Stored records
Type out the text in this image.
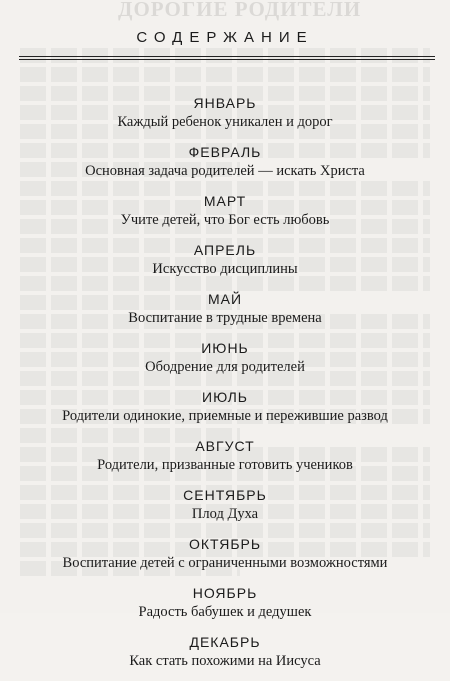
ДОРОГИЕ РОДИТЕЛИ
СОДЕРЖАНИЕ
ЯНВАРЬ
Каждый ребенок уникален и дорог
ФЕВРАЛЬ
Основная задача родителей — искать Христа
МАРТ
Учите детей, что Бог есть любовь
АПРЕЛЬ
Искусство дисциплины
МАЙ
Воспитание в трудные времена
ИЮНЬ
Ободрение для родителей
ИЮЛЬ
Родители одинокие, приемные и пережившие развод
АВГУСТ
Родители, призванные готовить учеников
СЕНТЯБРЬ
Плод Духа
ОКТЯБРЬ
Воспитание детей с ограниченными возможностями
НОЯБРЬ
Радость бабушек и дедушек
ДЕКАБРЬ
Как стать похожими на Иисуса
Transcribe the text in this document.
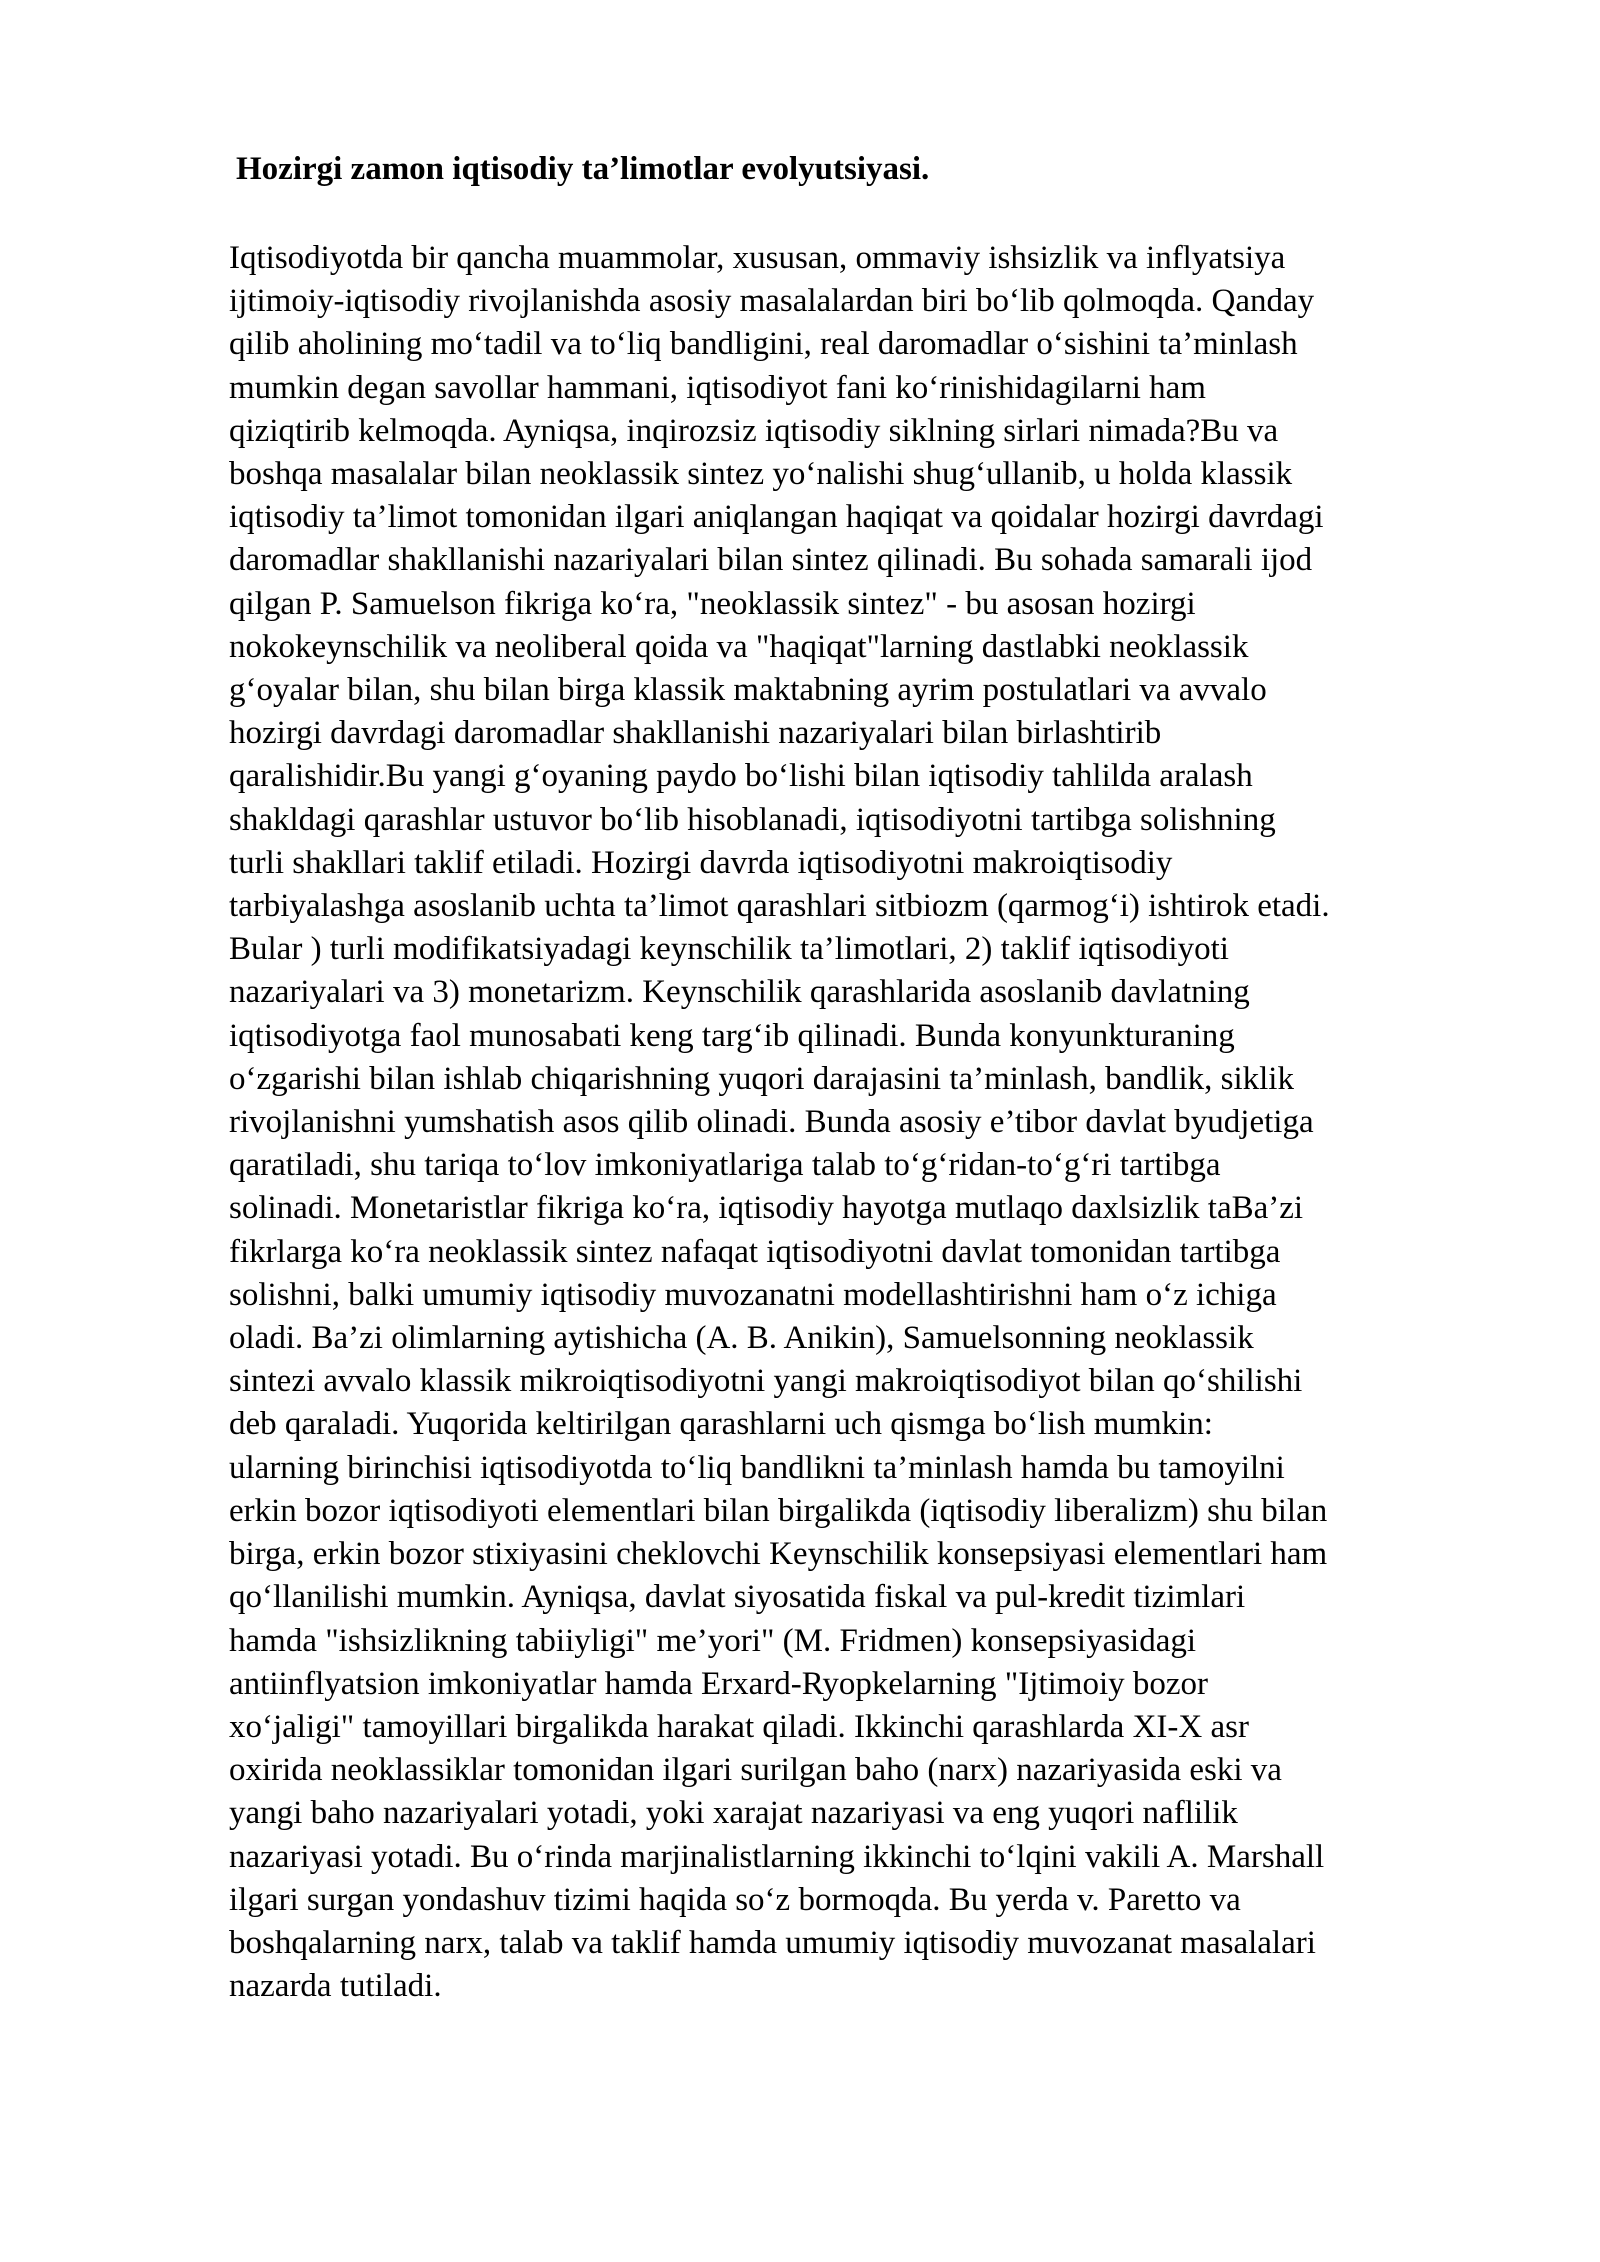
Hozirgi zamon iqtisodiy ta’limotlar evolyutsiyasi.
Iqtisodiyotda bir qancha muammolar, xususan, ommaviy ishsizlik va inflyatsiya
ijtimoiy-iqtisodiy rivojlanishda asosiy masalalardan biri bo‘lib qolmoqda. Qanday
qilib aholining mo‘tadil va to‘liq bandligini, real daromadlar o‘sishini ta’minlash
mumkin degan savollar hammani, iqtisodiyot fani ko‘rinishidagilarni ham
qiziqtirib kelmoqda. Ayniqsa, inqirozsiz iqtisodiy siklning sirlari nimada?Bu va
boshqa masalalar bilan neoklassik sintez yo‘nalishi shug‘ullanib, u holda klassik
iqtisodiy ta’limot tomonidan ilgari aniqlangan haqiqat va qoidalar hozirgi davrdagi
daromadlar shakllanishi nazariyalari bilan sintez qilinadi. Bu sohada samarali ijod
qilgan P. Samuelson fikriga ko‘ra, "neoklassik sintez" - bu asosan hozirgi
nokokeynschilik va neoliberal qoida va "haqiqat"larning dastlabki neoklassik
g‘oyalar bilan, shu bilan birga klassik maktabning ayrim postulatlari va avvalo
hozirgi davrdagi daromadlar shakllanishi nazariyalari bilan birlashtirib
qaralishidir.Bu yangi g‘oyaning paydo bo‘lishi bilan iqtisodiy tahlilda aralash
shakldagi qarashlar ustuvor bo‘lib hisoblanadi, iqtisodiyotni tartibga solishning
turli shakllari taklif etiladi. Hozirgi davrda iqtisodiyotni makroiqtisodiy
tarbiyalashga asoslanib uchta ta’limot qarashlari sitbiozm (qarmog‘i) ishtirok etadi.
Bular ) turli modifikatsiyadagi keynschilik ta’limotlari, 2) taklif iqtisodiyoti
nazariyalari va 3) monetarizm. Keynschilik qarashlarida asoslanib davlatning
iqtisodiyotga faol munosabati keng targ‘ib qilinadi. Bunda konyunkturaning
o‘zgarishi bilan ishlab chiqarishning yuqori darajasini ta’minlash, bandlik, siklik
rivojlanishni yumshatish asos qilib olinadi. Bunda asosiy e’tibor davlat byudjetiga
qaratiladi, shu tariqa to‘lov imkoniyatlariga talab to‘g‘ridan-to‘g‘ri tartibga
solinadi. Monetaristlar fikriga ko‘ra, iqtisodiy hayotga mutlaqo daxlsizlik taBa’zi
fikrlarga ko‘ra neoklassik sintez nafaqat iqtisodiyotni davlat tomonidan tartibga
solishni, balki umumiy iqtisodiy muvozanatni modellashtirishni ham o‘z ichiga
oladi. Ba’zi olimlarning aytishicha (A. B. Anikin), Samuelsonning neoklassik
sintezi avvalo klassik mikroiqtisodiyotni yangi makroiqtisodiyot bilan qo‘shilishi
deb qaraladi. Yuqorida keltirilgan qarashlarni uch qismga bo‘lish mumkin:
ularning birinchisi iqtisodiyotda to‘liq bandlikni ta’minlash hamda bu tamoyilni
erkin bozor iqtisodiyoti elementlari bilan birgalikda (iqtisodiy liberalizm) shu bilan
birga, erkin bozor stixiyasini cheklovchi Keynschilik konsepsiyasi elementlari ham
qo‘llanilishi mumkin. Ayniqsa, davlat siyosatida fiskal va pul-kredit tizimlari
hamda "ishsizlikning tabiiyligi" me’yori" (M. Fridmen) konsepsiyasidagi
antiinflyatsion imkoniyatlar hamda Erxard-Ryopkelarning "Ijtimoiy bozor
xo‘jaligi" tamoyillari birgalikda harakat qiladi. Ikkinchi qarashlarda XI-X asr
oxirida neoklassiklar tomonidan ilgari surilgan baho (narx) nazariyasida eski va
yangi baho nazariyalari yotadi, yoki xarajat nazariyasi va eng yuqori naflilik
nazariyasi yotadi. Bu o‘rinda marjinalistlarning ikkinchi to‘lqini vakili A. Marshall
ilgari surgan yondashuv tizimi haqida so‘z bormoqda. Bu yerda v. Paretto va
boshqalarning narx, talab va taklif hamda umumiy iqtisodiy muvozanat masalalari
nazarda tutiladi.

● **Instruction**:
Using the listing above, return all lines where the word "Ayniqsa" occurs.

● **Written response**:
qiziqtirib kelmoqda. Ayniqsa, inqirozsiz iqtisodiy siklning sirlari nimada?Bu va
qo‘llanilishi mumkin. Ayniqsa, davlat siyosatida fiskal va pul-kredit tizimlari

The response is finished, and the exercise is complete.